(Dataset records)

⟨

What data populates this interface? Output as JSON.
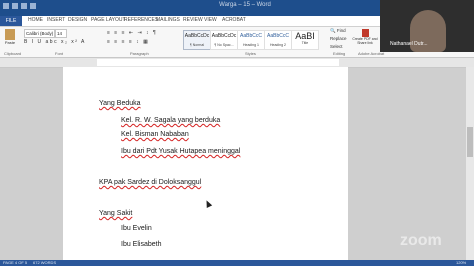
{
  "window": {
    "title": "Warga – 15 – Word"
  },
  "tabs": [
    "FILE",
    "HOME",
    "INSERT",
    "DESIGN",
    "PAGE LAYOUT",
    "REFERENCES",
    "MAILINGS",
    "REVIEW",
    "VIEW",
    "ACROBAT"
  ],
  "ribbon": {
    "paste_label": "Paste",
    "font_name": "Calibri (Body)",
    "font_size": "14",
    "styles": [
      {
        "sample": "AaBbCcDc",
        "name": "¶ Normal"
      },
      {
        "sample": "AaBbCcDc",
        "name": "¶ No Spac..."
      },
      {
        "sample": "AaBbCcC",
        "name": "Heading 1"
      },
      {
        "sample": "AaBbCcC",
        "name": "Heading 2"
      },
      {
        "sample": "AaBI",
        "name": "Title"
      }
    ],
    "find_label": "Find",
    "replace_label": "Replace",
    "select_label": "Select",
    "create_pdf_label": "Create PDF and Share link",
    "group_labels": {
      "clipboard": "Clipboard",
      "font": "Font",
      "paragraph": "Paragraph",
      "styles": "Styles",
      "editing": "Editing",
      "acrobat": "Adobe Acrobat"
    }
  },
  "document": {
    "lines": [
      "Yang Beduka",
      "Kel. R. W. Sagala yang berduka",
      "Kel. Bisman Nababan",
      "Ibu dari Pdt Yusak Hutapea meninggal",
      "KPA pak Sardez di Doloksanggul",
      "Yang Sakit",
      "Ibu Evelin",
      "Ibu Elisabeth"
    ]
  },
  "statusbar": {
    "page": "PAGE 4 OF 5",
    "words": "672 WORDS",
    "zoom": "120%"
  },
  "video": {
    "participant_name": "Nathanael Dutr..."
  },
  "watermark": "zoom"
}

⟩

**What you have to do**
Reproduce the listing word for word and omit its pictures.

**The answer**
What data populates this interface? Output as JSON.
{
  "window": {
    "title": "Warga – 15 – Word"
  },
  "tabs": [
    "FILE",
    "HOME",
    "INSERT",
    "DESIGN",
    "PAGE LAYOUT",
    "REFERENCES",
    "MAILINGS",
    "REVIEW",
    "VIEW",
    "ACROBAT"
  ],
  "ribbon": {
    "paste_label": "Paste",
    "font_name": "Calibri (Body)",
    "font_size": "14",
    "styles": [
      {
        "sample": "AaBbCcDc",
        "name": "¶ Normal"
      },
      {
        "sample": "AaBbCcDc",
        "name": "¶ No Spac..."
      },
      {
        "sample": "AaBbCcC",
        "name": "Heading 1"
      },
      {
        "sample": "AaBbCcC",
        "name": "Heading 2"
      },
      {
        "sample": "AaBI",
        "name": "Title"
      }
    ],
    "find_label": "Find",
    "replace_label": "Replace",
    "select_label": "Select",
    "create_pdf_label": "Create PDF and Share link",
    "group_labels": {
      "clipboard": "Clipboard",
      "font": "Font",
      "paragraph": "Paragraph",
      "styles": "Styles",
      "editing": "Editing",
      "acrobat": "Adobe Acrobat"
    }
  },
  "document": {
    "lines": [
      "Yang Beduka",
      "Kel. R. W. Sagala yang berduka",
      "Kel. Bisman Nababan",
      "Ibu dari Pdt Yusak Hutapea meninggal",
      "KPA pak Sardez di Doloksanggul",
      "Yang Sakit",
      "Ibu Evelin",
      "Ibu Elisabeth"
    ]
  },
  "statusbar": {
    "page": "PAGE 4 OF 5",
    "words": "672 WORDS",
    "zoom": "120%"
  },
  "video": {
    "participant_name": "Nathanael Dutr..."
  },
  "watermark": "zoom"
}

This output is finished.